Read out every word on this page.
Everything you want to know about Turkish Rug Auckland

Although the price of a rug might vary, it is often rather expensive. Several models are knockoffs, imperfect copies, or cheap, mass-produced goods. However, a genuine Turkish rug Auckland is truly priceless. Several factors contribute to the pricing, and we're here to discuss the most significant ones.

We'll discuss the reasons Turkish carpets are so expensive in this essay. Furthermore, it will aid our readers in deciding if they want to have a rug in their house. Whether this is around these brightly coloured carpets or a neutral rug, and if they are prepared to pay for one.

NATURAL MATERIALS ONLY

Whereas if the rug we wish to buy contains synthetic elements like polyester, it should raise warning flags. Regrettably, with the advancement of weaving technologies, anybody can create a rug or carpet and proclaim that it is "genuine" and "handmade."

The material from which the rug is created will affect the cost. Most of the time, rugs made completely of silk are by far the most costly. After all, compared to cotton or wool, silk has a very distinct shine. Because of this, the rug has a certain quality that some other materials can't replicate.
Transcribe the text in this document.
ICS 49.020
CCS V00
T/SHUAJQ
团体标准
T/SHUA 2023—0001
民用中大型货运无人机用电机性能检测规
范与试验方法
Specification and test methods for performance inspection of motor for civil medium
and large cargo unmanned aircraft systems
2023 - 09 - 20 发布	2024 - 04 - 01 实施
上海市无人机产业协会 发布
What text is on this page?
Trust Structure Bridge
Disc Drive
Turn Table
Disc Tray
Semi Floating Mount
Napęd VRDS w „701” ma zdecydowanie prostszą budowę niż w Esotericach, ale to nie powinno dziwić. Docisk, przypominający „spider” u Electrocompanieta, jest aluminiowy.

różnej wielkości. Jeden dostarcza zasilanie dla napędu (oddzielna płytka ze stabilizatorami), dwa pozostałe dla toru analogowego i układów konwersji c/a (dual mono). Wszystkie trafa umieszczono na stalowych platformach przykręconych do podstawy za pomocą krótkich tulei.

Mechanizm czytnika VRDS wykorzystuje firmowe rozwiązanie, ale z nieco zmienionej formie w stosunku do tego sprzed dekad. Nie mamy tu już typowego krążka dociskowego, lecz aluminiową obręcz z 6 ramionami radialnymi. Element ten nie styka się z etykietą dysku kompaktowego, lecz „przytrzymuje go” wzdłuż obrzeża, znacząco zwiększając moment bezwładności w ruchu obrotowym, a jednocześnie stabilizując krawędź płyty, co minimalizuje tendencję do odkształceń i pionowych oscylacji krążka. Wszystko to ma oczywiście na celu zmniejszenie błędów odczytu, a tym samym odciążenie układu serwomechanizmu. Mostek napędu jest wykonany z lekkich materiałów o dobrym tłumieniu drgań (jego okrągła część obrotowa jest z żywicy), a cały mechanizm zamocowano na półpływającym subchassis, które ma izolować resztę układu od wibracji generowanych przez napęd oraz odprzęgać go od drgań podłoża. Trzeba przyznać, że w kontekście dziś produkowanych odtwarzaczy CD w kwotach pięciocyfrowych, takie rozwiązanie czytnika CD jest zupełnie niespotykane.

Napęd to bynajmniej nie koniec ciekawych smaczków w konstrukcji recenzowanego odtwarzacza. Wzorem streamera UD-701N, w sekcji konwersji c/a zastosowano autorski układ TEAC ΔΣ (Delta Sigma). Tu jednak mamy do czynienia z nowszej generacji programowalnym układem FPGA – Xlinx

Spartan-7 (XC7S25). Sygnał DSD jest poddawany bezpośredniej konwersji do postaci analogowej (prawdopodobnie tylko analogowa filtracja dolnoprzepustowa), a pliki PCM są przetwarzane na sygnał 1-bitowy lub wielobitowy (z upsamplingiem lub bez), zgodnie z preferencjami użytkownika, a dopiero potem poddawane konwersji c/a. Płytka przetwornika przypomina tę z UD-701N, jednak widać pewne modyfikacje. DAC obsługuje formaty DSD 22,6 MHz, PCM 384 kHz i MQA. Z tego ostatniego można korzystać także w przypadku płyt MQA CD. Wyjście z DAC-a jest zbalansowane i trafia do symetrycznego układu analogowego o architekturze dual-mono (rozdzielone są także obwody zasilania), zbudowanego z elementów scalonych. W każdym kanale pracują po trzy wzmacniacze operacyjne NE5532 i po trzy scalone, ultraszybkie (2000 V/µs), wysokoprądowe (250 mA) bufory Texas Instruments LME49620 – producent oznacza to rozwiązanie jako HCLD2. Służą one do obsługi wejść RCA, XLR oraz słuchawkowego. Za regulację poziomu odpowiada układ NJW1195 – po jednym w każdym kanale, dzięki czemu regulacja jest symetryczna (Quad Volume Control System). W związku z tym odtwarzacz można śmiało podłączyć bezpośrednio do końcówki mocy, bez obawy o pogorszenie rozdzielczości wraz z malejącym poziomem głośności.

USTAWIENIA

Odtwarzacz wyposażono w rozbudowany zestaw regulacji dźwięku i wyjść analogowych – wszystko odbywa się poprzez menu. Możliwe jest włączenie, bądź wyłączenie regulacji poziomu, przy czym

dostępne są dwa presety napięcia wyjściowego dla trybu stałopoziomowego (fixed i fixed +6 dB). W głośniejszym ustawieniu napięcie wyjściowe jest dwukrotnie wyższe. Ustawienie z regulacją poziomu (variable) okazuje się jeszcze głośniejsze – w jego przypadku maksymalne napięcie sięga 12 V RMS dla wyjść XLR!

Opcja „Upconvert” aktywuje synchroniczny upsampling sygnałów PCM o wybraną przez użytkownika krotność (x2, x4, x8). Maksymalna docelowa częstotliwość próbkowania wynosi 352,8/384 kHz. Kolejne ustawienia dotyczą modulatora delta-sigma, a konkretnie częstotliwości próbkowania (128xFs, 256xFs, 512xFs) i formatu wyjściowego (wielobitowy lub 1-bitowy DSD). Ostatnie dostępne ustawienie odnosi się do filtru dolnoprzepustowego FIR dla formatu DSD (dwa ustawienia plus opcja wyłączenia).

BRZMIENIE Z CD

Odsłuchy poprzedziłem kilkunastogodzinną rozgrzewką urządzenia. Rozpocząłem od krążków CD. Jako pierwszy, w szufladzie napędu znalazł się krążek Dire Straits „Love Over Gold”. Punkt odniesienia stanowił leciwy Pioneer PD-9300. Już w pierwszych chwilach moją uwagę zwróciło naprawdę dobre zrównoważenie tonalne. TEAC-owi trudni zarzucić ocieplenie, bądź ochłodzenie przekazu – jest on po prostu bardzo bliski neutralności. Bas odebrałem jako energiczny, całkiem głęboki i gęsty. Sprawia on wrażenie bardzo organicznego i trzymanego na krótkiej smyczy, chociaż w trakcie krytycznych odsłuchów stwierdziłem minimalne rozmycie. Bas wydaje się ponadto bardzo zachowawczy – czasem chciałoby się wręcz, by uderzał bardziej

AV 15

■ **Task requirements**:
Copy out all of the records shown above exactly.

■ **Finished exercise**:
Read out every word on this page.
Everything you want to know about Turkish Rug Auckland

Although the price of a rug might vary, it is often rather expensive. Several models are knockoffs, imperfect copies, or cheap, mass-produced goods. However, a genuine Turkish rug Auckland is truly priceless. Several factors contribute to the pricing, and we're here to discuss the most significant ones.

We'll discuss the reasons Turkish carpets are so expensive in this essay. Furthermore, it will aid our readers in deciding if they want to have a rug in their house. Whether this is around these brightly coloured carpets or a neutral rug, and if they are prepared to pay for one.

NATURAL MATERIALS ONLY

Whereas if the rug we wish to buy contains synthetic elements like polyester, it should raise warning flags. Regrettably, with the advancement of weaving technologies, anybody can create a rug or carpet and proclaim that it is "genuine" and "handmade."

The material from which the rug is created will affect the cost. Most of the time, rugs made completely of silk are by far the most costly. After all, compared to cotton or wool, silk has a very distinct shine. Because of this, the rug has a certain quality that some other materials can't replicate.
Transcribe the text in this document.
ICS 49.020
CCS V00
T/SHUAJQ
团体标准
T/SHUA 2023—0001
民用中大型货运无人机用电机性能检测规
范与试验方法
Specification and test methods for performance inspection of motor for civil medium
and large cargo unmanned aircraft systems
2023 - 09 - 20 发布	2024 - 04 - 01 实施
上海市无人机产业协会 发布
What text is on this page?
Trust Structure Bridge
Disc Drive
Turn Table
Disc Tray
Semi Floating Mount
Napęd VRDS w „701” ma zdecydowanie prostszą budowę niż w Esotericach, ale to nie powinno dziwić. Docisk, przypominający „spider” u Electrocompanieta, jest aluminiowy.

różnej wielkości. Jeden dostarcza zasilanie dla napędu (oddzielna płytka ze stabilizatorami), dwa pozostałe dla toru analogowego i układów konwersji c/a (dual mono). Wszystkie trafa umieszczono na stalowych platformach przykręconych do podstawy za pomocą krótkich tulei.

Mechanizm czytnika VRDS wykorzystuje firmowe rozwiązanie, ale z nieco zmienionej formie w stosunku do tego sprzed dekad. Nie mamy tu już typowego krążka dociskowego, lecz aluminiową obręcz z 6 ramionami radialnymi. Element ten nie styka się z etykietą dysku kompaktowego, lecz „przytrzymuje go” wzdłuż obrzeża, znacząco zwiększając moment bezwładności w ruchu obrotowym, a jednocześnie stabilizując krawędź płyty, co minimalizuje tendencję do odkształceń i pionowych oscylacji krążka. Wszystko to ma oczywiście na celu zmniejszenie błędów odczytu, a tym samym odciążenie układu serwomechanizmu. Mostek napędu jest wykonany z lekkich materiałów o dobrym tłumieniu drgań (jego okrągła część obrotowa jest z żywicy), a cały mechanizm zamocowano na półpływającym subchassis, które ma izolować resztę układu od wibracji generowanych przez napęd oraz odprzęgać go od drgań podłoża. Trzeba przyznać, że w kontekście dziś produkowanych odtwarzaczy CD w kwotach pięciocyfrowych, takie rozwiązanie czytnika CD jest zupełnie niespotykane.

Napęd to bynajmniej nie koniec ciekawych smaczków w konstrukcji recenzowanego odtwarzacza. Wzorem streamera UD-701N, w sekcji konwersji c/a zastosowano autorski układ TEAC ΔΣ (Delta Sigma). Tu jednak mamy do czynienia z nowszej generacji programowalnym układem FPGA – Xlinx

Spartan-7 (XC7S25). Sygnał DSD jest poddawany bezpośredniej konwersji do postaci analogowej (prawdopodobnie tylko analogowa filtracja dolnoprzepustowa), a pliki PCM są przetwarzane na sygnał 1-bitowy lub wielobitowy (z upsamplingiem lub bez), zgodnie z preferencjami użytkownika, a dopiero potem poddawane konwersji c/a. Płytka przetwornika przypomina tę z UD-701N, jednak widać pewne modyfikacje. DAC obsługuje formaty DSD 22,6 MHz, PCM 384 kHz i MQA. Z tego ostatniego można korzystać także w przypadku płyt MQA CD. Wyjście z DAC-a jest zbalansowane i trafia do symetrycznego układu analogowego o architekturze dual-mono (rozdzielone są także obwody zasilania), zbudowanego z elementów scalonych. W każdym kanale pracują po trzy wzmacniacze operacyjne NE5532 i po trzy scalone, ultraszybkie (2000 V/µs), wysokoprądowe (250 mA) bufory Texas Instruments LME49620 – producent oznacza to rozwiązanie jako HCLD2. Służą one do obsługi wejść RCA, XLR oraz słuchawkowego. Za regulację poziomu odpowiada układ NJW1195 – po jednym w każdym kanale, dzięki czemu regulacja jest symetryczna (Quad Volume Control System). W związku z tym odtwarzacz można śmiało podłączyć bezpośrednio do końcówki mocy, bez obawy o pogorszenie rozdzielczości wraz z malejącym poziomem głośności.

USTAWIENIA

Odtwarzacz wyposażono w rozbudowany zestaw regulacji dźwięku i wyjść analogowych – wszystko odbywa się poprzez menu. Możliwe jest włączenie, bądź wyłączenie regulacji poziomu, przy czym

dostępne są dwa presety napięcia wyjściowego dla trybu stałopoziomowego (fixed i fixed +6 dB). W głośniejszym ustawieniu napięcie wyjściowe jest dwukrotnie wyższe. Ustawienie z regulacją poziomu (variable) okazuje się jeszcze głośniejsze – w jego przypadku maksymalne napięcie sięga 12 V RMS dla wyjść XLR!

Opcja „Upconvert” aktywuje synchroniczny upsampling sygnałów PCM o wybraną przez użytkownika krotność (x2, x4, x8). Maksymalna docelowa częstotliwość próbkowania wynosi 352,8/384 kHz. Kolejne ustawienia dotyczą modulatora delta-sigma, a konkretnie częstotliwości próbkowania (128xFs, 256xFs, 512xFs) i formatu wyjściowego (wielobitowy lub 1-bitowy DSD). Ostatnie dostępne ustawienie odnosi się do filtru dolnoprzepustowego FIR dla formatu DSD (dwa ustawienia plus opcja wyłączenia).

BRZMIENIE Z CD

Odsłuchy poprzedziłem kilkunastogodzinną rozgrzewką urządzenia. Rozpocząłem od krążków CD. Jako pierwszy, w szufladzie napędu znalazł się krążek Dire Straits „Love Over Gold”. Punkt odniesienia stanowił leciwy Pioneer PD-9300. Już w pierwszych chwilach moją uwagę zwróciło naprawdę dobre zrównoważenie tonalne. TEAC-owi trudni zarzucić ocieplenie, bądź ochłodzenie przekazu – jest on po prostu bardzo bliski neutralności. Bas odebrałem jako energiczny, całkiem głęboki i gęsty. Sprawia on wrażenie bardzo organicznego i trzymanego na krótkiej smyczy, chociaż w trakcie krytycznych odsłuchów stwierdziłem minimalne rozmycie. Bas wydaje się ponadto bardzo zachowawczy – czasem chciałoby się wręcz, by uderzał bardziej

AV 15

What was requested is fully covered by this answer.